--- Start MATERIAL TO PROCESS ---

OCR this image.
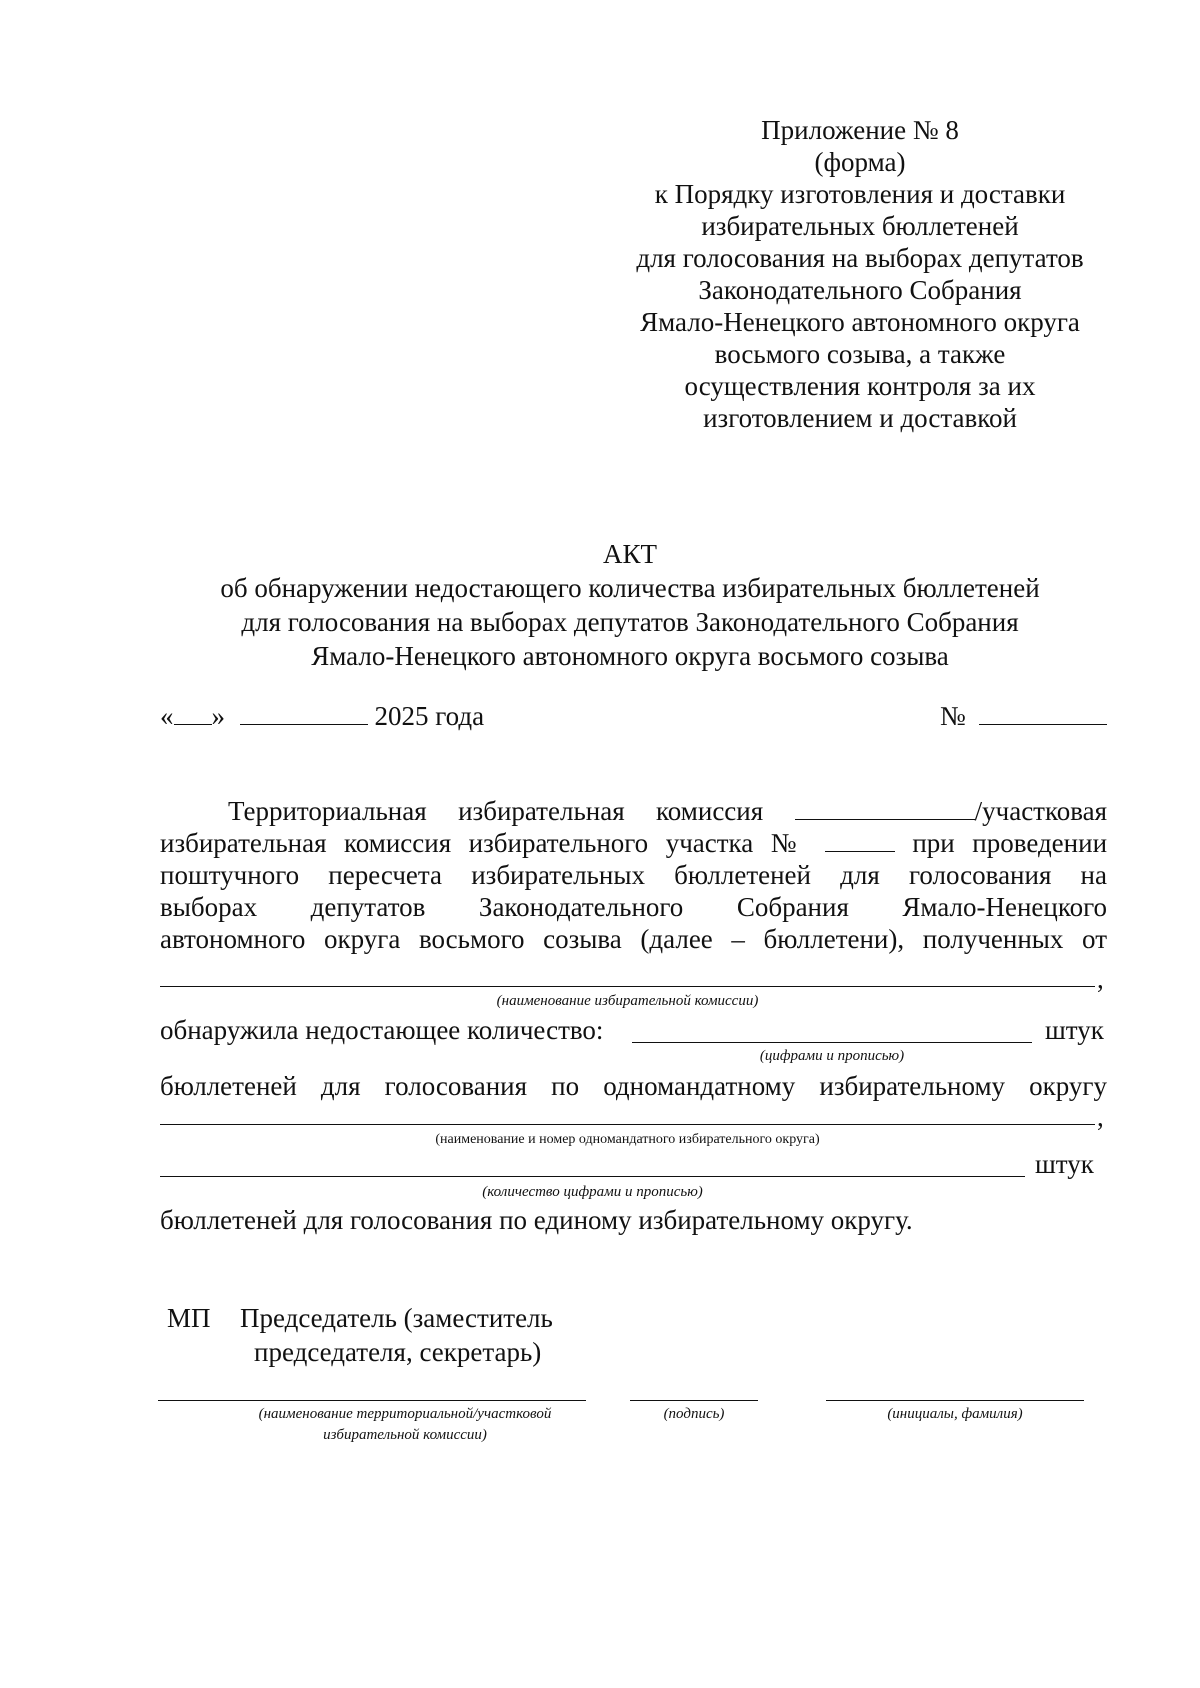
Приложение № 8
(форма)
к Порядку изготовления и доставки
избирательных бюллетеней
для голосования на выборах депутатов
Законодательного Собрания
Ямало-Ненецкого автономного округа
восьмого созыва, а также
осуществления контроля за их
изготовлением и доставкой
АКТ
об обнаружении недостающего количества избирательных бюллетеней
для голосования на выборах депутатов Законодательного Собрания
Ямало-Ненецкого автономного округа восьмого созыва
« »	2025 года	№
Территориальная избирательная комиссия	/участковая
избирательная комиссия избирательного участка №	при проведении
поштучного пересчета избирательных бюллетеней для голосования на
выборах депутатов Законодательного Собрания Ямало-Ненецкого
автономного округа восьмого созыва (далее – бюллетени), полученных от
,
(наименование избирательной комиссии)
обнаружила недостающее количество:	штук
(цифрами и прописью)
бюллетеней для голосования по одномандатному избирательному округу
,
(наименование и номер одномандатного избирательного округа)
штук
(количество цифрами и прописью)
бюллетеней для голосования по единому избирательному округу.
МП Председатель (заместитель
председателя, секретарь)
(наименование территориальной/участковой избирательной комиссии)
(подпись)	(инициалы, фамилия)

--- End MATERIAL TO PROCESS ---

SHORT EXERCISE: Each entry gets copied exactly; the pictures stay out.

ANSWER TO THIS TASK:
OCR this image.
Приложение № 8
(форма)
к Порядку изготовления и доставки
избирательных бюллетеней
для голосования на выборах депутатов
Законодательного Собрания
Ямало-Ненецкого автономного округа
восьмого созыва, а также
осуществления контроля за их
изготовлением и доставкой
АКТ
об обнаружении недостающего количества избирательных бюллетеней
для голосования на выборах депутатов Законодательного Собрания
Ямало-Ненецкого автономного округа восьмого созыва
« »	2025 года	№
Территориальная избирательная комиссия	/участковая
избирательная комиссия избирательного участка №	при проведении
поштучного пересчета избирательных бюллетеней для голосования на
выборах депутатов Законодательного Собрания Ямало-Ненецкого
автономного округа восьмого созыва (далее – бюллетени), полученных от
,
(наименование избирательной комиссии)
обнаружила недостающее количество:	штук
(цифрами и прописью)
бюллетеней для голосования по одномандатному избирательному округу
,
(наименование и номер одномандатного избирательного округа)
штук
(количество цифрами и прописью)
бюллетеней для голосования по единому избирательному округу.
МП Председатель (заместитель
председателя, секретарь)
(наименование территориальной/участковой избирательной комиссии)
(подпись)	(инициалы, фамилия)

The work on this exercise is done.